Restate the records below word for word, and omit the images they hold.

[Figure content listings]
## BEGIN
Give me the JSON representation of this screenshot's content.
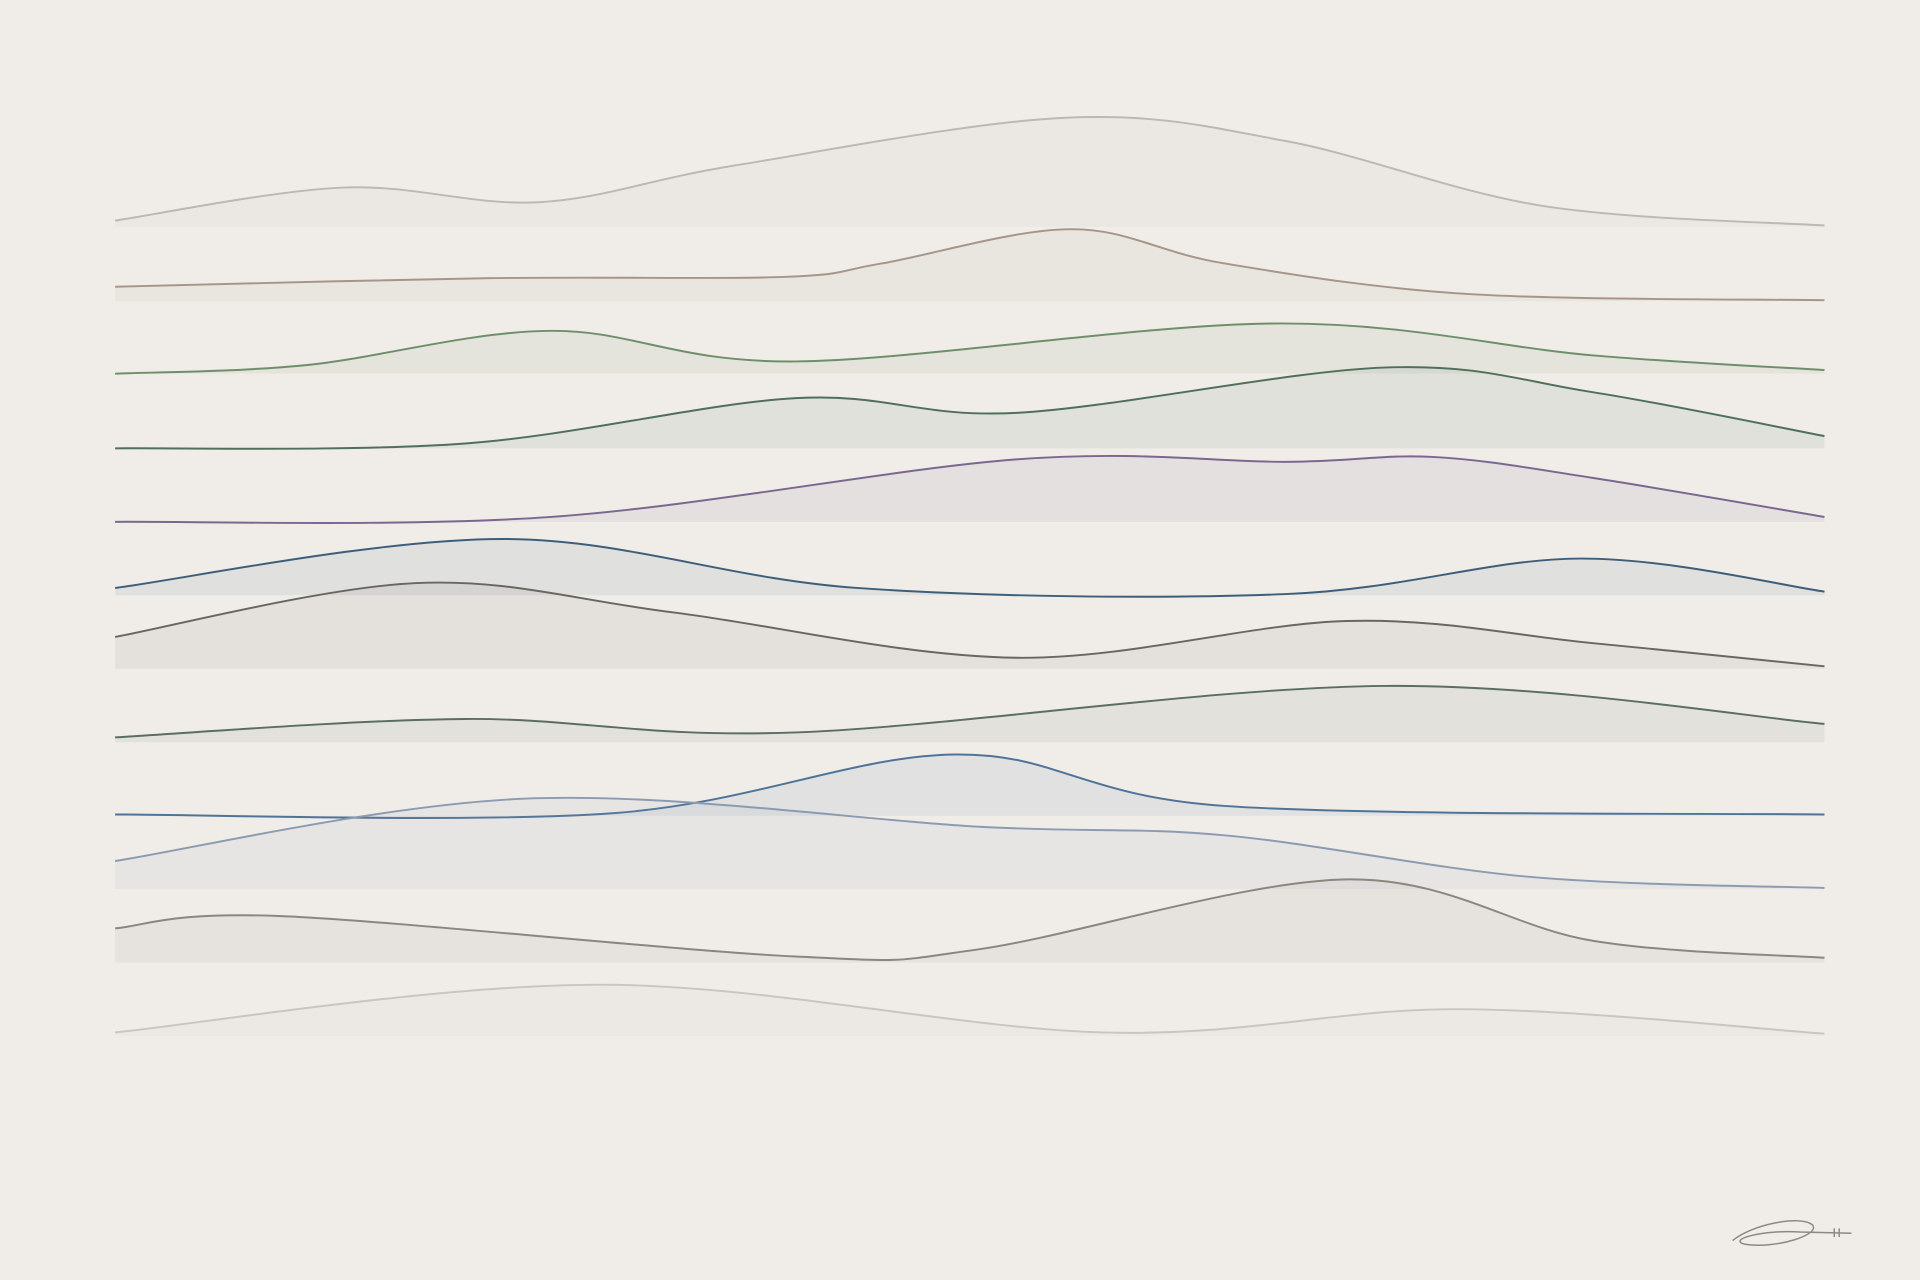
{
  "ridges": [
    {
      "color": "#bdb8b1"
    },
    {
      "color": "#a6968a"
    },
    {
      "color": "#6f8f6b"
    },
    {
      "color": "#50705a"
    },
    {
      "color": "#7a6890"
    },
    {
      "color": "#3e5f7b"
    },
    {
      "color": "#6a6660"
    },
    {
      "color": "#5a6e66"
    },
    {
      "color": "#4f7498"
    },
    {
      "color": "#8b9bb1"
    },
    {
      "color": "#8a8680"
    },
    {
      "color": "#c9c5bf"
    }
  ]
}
## END
▶ ANSWER IN FULL
Give me the JSON representation of this screenshot's content.
{
  "ridges": [
    {
      "color": "#bdb8b1"
    },
    {
      "color": "#a6968a"
    },
    {
      "color": "#6f8f6b"
    },
    {
      "color": "#50705a"
    },
    {
      "color": "#7a6890"
    },
    {
      "color": "#3e5f7b"
    },
    {
      "color": "#6a6660"
    },
    {
      "color": "#5a6e66"
    },
    {
      "color": "#4f7498"
    },
    {
      "color": "#8b9bb1"
    },
    {
      "color": "#8a8680"
    },
    {
      "color": "#c9c5bf"
    }
  ]
}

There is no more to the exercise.